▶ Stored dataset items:
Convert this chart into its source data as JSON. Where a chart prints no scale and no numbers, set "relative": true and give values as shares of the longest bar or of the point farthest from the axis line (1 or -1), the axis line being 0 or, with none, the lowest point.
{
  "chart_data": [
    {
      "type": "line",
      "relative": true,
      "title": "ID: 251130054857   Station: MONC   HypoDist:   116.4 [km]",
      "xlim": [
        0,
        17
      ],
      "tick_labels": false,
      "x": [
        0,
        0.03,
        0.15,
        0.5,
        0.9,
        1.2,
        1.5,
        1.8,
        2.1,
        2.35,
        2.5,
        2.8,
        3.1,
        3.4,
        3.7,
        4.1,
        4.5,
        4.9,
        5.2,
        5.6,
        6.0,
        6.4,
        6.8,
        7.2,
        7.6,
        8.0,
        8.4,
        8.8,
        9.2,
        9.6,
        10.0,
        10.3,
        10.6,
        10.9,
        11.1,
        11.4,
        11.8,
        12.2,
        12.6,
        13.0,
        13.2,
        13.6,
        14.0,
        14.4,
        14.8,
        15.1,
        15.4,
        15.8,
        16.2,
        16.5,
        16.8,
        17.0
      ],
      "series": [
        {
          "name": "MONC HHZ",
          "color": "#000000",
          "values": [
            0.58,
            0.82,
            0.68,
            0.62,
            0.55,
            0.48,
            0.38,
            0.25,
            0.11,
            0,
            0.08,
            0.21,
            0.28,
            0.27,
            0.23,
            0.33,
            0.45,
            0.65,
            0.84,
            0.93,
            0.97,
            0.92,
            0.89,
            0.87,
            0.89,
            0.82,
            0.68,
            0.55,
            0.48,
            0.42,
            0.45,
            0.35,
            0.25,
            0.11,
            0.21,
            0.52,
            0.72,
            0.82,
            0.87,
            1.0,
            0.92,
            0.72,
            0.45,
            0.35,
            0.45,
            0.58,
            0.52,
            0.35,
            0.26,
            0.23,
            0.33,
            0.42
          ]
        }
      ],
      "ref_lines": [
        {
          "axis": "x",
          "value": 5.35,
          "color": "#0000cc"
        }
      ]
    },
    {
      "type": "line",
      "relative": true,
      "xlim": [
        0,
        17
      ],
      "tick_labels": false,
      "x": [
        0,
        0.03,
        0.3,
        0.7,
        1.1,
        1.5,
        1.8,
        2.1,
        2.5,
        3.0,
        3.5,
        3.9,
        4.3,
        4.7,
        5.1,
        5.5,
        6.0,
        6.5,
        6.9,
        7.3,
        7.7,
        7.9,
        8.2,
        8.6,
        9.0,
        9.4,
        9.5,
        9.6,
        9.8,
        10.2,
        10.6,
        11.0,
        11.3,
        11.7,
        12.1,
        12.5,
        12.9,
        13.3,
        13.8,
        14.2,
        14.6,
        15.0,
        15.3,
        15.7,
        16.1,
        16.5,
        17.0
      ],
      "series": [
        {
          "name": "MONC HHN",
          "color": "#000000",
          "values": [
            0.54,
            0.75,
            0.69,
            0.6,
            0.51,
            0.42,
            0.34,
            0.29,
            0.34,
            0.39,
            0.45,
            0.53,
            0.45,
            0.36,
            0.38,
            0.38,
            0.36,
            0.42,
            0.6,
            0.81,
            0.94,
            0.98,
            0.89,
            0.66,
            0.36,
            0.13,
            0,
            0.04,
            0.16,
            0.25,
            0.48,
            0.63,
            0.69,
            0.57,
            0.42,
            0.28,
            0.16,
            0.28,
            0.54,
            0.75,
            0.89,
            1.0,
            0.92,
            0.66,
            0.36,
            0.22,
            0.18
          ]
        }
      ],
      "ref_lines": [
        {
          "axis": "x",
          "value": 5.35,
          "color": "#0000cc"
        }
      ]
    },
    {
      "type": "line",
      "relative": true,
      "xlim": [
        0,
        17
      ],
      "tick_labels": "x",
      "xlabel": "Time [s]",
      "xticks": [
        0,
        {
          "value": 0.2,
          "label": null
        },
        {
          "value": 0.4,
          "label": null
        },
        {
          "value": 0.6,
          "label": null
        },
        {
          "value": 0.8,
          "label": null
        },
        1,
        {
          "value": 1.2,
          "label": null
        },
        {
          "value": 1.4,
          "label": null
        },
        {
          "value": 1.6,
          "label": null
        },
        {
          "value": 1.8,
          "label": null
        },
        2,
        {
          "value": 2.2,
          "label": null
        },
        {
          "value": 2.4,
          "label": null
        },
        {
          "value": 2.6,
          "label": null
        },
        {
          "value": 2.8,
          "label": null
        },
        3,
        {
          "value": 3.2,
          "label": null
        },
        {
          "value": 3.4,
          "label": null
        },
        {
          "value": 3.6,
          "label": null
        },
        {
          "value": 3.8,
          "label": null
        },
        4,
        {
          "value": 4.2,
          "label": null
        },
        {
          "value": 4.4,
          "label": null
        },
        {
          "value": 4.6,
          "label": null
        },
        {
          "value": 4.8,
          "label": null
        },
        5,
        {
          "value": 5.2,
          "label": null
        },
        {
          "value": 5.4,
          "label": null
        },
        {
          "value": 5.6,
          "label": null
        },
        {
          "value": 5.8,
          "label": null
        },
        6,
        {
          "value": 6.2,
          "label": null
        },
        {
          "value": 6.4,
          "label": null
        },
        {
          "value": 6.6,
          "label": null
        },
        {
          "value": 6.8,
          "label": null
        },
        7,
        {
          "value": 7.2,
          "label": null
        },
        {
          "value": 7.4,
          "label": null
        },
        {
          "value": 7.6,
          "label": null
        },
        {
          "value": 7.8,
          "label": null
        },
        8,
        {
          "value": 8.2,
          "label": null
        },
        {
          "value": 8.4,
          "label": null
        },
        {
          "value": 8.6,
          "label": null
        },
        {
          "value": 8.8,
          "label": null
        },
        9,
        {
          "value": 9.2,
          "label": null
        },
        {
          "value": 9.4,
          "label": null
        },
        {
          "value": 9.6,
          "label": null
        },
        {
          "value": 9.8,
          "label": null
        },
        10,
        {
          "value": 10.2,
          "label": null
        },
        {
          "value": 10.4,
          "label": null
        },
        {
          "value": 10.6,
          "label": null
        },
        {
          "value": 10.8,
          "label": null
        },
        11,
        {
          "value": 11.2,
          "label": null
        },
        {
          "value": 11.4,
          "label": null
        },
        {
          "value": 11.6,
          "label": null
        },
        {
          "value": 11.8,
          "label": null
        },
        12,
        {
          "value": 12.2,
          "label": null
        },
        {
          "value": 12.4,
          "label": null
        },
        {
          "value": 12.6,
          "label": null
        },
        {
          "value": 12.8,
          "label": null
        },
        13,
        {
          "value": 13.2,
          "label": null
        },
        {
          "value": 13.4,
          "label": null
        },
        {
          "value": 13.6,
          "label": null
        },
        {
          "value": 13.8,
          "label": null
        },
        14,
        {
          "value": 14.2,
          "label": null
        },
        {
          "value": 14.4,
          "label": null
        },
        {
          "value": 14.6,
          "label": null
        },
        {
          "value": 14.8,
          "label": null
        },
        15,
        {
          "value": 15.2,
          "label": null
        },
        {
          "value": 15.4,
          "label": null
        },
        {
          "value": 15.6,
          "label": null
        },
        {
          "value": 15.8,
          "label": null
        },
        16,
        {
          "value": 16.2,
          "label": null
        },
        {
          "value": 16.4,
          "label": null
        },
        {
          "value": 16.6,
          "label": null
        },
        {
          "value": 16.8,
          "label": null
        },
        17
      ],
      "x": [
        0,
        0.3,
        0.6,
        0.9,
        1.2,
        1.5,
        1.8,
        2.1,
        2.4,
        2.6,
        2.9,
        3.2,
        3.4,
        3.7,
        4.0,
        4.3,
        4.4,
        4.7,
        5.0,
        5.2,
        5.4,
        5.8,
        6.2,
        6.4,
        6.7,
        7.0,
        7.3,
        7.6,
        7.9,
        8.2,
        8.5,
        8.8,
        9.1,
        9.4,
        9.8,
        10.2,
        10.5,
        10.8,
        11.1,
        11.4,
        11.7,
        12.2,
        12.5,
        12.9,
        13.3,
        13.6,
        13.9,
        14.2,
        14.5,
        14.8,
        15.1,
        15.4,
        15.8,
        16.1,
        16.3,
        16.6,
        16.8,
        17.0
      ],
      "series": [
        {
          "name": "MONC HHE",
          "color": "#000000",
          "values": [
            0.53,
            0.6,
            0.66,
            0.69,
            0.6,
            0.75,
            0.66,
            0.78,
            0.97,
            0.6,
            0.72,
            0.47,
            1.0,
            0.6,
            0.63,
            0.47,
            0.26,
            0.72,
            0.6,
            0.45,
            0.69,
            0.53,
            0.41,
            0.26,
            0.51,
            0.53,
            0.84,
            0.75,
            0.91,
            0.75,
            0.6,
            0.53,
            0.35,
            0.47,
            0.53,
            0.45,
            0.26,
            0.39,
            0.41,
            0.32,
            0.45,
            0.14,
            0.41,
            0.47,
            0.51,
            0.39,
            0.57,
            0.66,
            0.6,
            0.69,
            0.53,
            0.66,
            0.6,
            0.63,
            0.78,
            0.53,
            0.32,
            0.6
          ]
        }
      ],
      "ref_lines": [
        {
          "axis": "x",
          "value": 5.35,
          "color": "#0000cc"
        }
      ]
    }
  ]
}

▶ Work to complete: List each line in the listing that contains the string "name".

▶ Solution to the exercise:
          "name": "MONC HHZ",
          "name": "MONC HHN",
          "name": "MONC HHE",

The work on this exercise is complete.